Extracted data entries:
-- Begin --

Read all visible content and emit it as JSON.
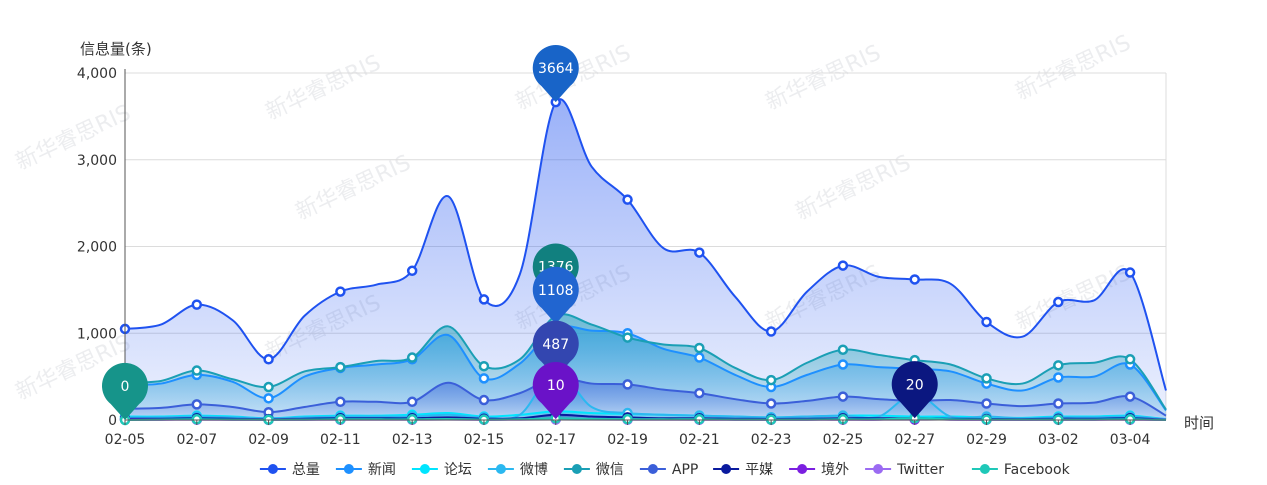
{
  "watermark_text": "新华睿思RIS",
  "chart_data": {
    "type": "area",
    "ylabel": "信息量(条)",
    "xlabel": "时间",
    "ylim": [
      0,
      4000
    ],
    "yticks": [
      0,
      1000,
      2000,
      3000,
      4000
    ],
    "ytick_labels": [
      "0",
      "1,000",
      "2,000",
      "3,000",
      "4,000"
    ],
    "grid": true,
    "legend_position": "bottom",
    "x": [
      "02-05",
      "02-06",
      "02-07",
      "02-08",
      "02-09",
      "02-10",
      "02-11",
      "02-12",
      "02-13",
      "02-14",
      "02-15",
      "02-16",
      "02-17",
      "02-18",
      "02-19",
      "02-20",
      "02-21",
      "02-22",
      "02-23",
      "02-24",
      "02-25",
      "02-26",
      "02-27",
      "02-28",
      "02-29",
      "03-01",
      "03-02",
      "03-03",
      "03-04",
      "03-05"
    ],
    "x_tick_labels": [
      "02-05",
      "02-07",
      "02-09",
      "02-11",
      "02-13",
      "02-15",
      "02-17",
      "02-19",
      "02-21",
      "02-23",
      "02-25",
      "02-27",
      "02-29",
      "03-02",
      "03-04"
    ],
    "series": [
      {
        "name": "总量",
        "color": "#1f52f0",
        "values": [
          1050,
          1100,
          1330,
          1150,
          700,
          1200,
          1480,
          1560,
          1720,
          2580,
          1390,
          1680,
          3664,
          2920,
          2540,
          1980,
          1930,
          1420,
          1020,
          1480,
          1780,
          1650,
          1620,
          1570,
          1130,
          960,
          1360,
          1380,
          1700,
          340
        ]
      },
      {
        "name": "新闻",
        "color": "#1e90ff",
        "values": [
          400,
          420,
          520,
          440,
          250,
          500,
          600,
          640,
          700,
          980,
          480,
          650,
          1060,
          1030,
          1000,
          820,
          720,
          520,
          380,
          520,
          640,
          610,
          590,
          560,
          420,
          340,
          490,
          500,
          640,
          110
        ]
      },
      {
        "name": "论坛",
        "color": "#00e5ff",
        "values": [
          40,
          40,
          50,
          40,
          20,
          40,
          50,
          50,
          60,
          80,
          40,
          60,
          100,
          80,
          70,
          60,
          50,
          40,
          30,
          40,
          50,
          50,
          40,
          40,
          30,
          25,
          40,
          40,
          50,
          10
        ]
      },
      {
        "name": "微博",
        "color": "#2bb8f0",
        "values": [
          30,
          30,
          40,
          30,
          20,
          30,
          40,
          40,
          40,
          60,
          30,
          60,
          560,
          150,
          80,
          60,
          50,
          40,
          30,
          40,
          50,
          40,
          300,
          40,
          40,
          20,
          30,
          30,
          40,
          10
        ]
      },
      {
        "name": "微信",
        "color": "#1a9fb5",
        "values": [
          430,
          450,
          570,
          470,
          380,
          560,
          610,
          680,
          720,
          1080,
          620,
          700,
          1200,
          1100,
          950,
          870,
          830,
          600,
          460,
          660,
          810,
          750,
          690,
          640,
          480,
          420,
          630,
          660,
          700,
          120
        ]
      },
      {
        "name": "APP",
        "color": "#3b5fd9",
        "values": [
          130,
          140,
          180,
          150,
          90,
          150,
          210,
          210,
          210,
          430,
          230,
          310,
          487,
          420,
          410,
          350,
          310,
          240,
          190,
          220,
          270,
          240,
          220,
          230,
          190,
          160,
          190,
          200,
          270,
          50
        ]
      },
      {
        "name": "平媒",
        "color": "#0a1a9e",
        "values": [
          15,
          15,
          20,
          15,
          10,
          15,
          20,
          20,
          20,
          30,
          15,
          20,
          60,
          40,
          30,
          20,
          20,
          15,
          12,
          15,
          20,
          20,
          20,
          15,
          12,
          10,
          15,
          15,
          20,
          5
        ]
      },
      {
        "name": "境外",
        "color": "#7b1fe0",
        "values": [
          5,
          5,
          6,
          5,
          3,
          5,
          6,
          6,
          6,
          8,
          5,
          6,
          10,
          8,
          7,
          6,
          5,
          5,
          4,
          5,
          5,
          5,
          5,
          5,
          4,
          3,
          5,
          5,
          5,
          1
        ]
      },
      {
        "name": "Twitter",
        "color": "#9b6bf2",
        "values": [
          2,
          2,
          3,
          2,
          1,
          2,
          3,
          3,
          3,
          4,
          2,
          3,
          6,
          4,
          3,
          3,
          3,
          2,
          2,
          2,
          3,
          3,
          20,
          3,
          2,
          2,
          2,
          2,
          3,
          1
        ]
      },
      {
        "name": "Facebook",
        "color": "#1fc8b8",
        "values": [
          0,
          5,
          8,
          5,
          3,
          5,
          8,
          8,
          8,
          12,
          5,
          8,
          20,
          12,
          10,
          8,
          8,
          5,
          4,
          5,
          8,
          8,
          20,
          8,
          5,
          4,
          5,
          5,
          8,
          1
        ]
      }
    ],
    "pins": [
      {
        "label": "3664",
        "x": "02-17",
        "y": 3664,
        "color": "#1864c8"
      },
      {
        "label": "1376",
        "x": "02-17",
        "y": 1376,
        "color": "#11807f"
      },
      {
        "label": "1108",
        "x": "02-17",
        "y": 1108,
        "color": "#2165d0"
      },
      {
        "label": "487",
        "x": "02-17",
        "y": 487,
        "color": "#3346b0"
      },
      {
        "label": "10",
        "x": "02-17",
        "y": 10,
        "color": "#6a12c8"
      },
      {
        "label": "0",
        "x": "02-05",
        "y": 0,
        "color": "#16948a"
      },
      {
        "label": "20",
        "x": "02-27",
        "y": 20,
        "color": "#0b1780"
      }
    ]
  }
}
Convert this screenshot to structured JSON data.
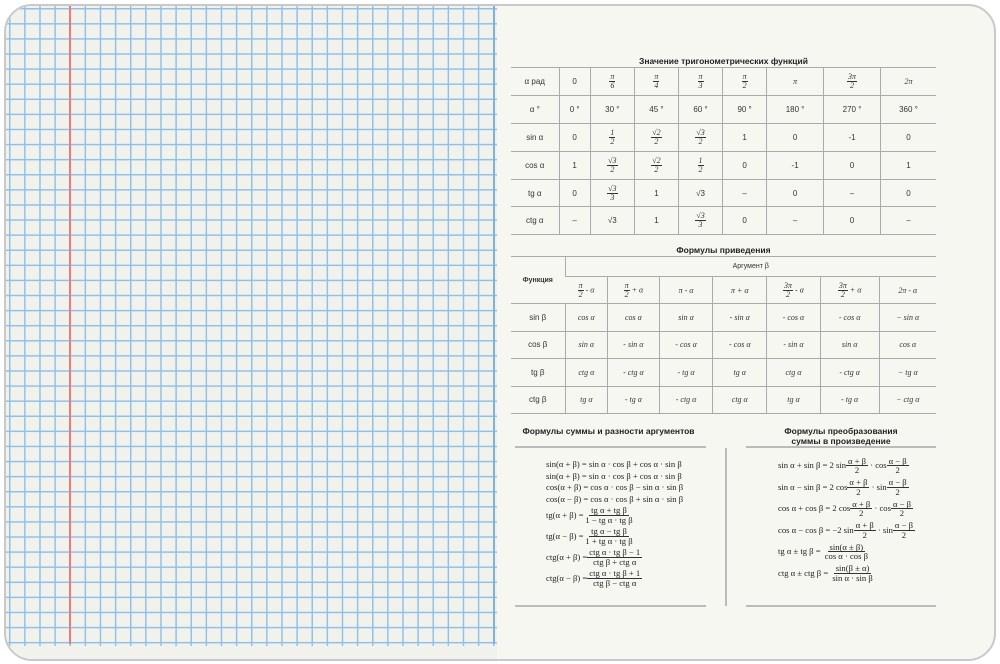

-- End --

▸ **Task details**: Report every line containing the word "JSON" from the listing above.

▸ **Task result**:
Read all visible content and emit it as JSON.
Convert this screenshot to structured JSON data.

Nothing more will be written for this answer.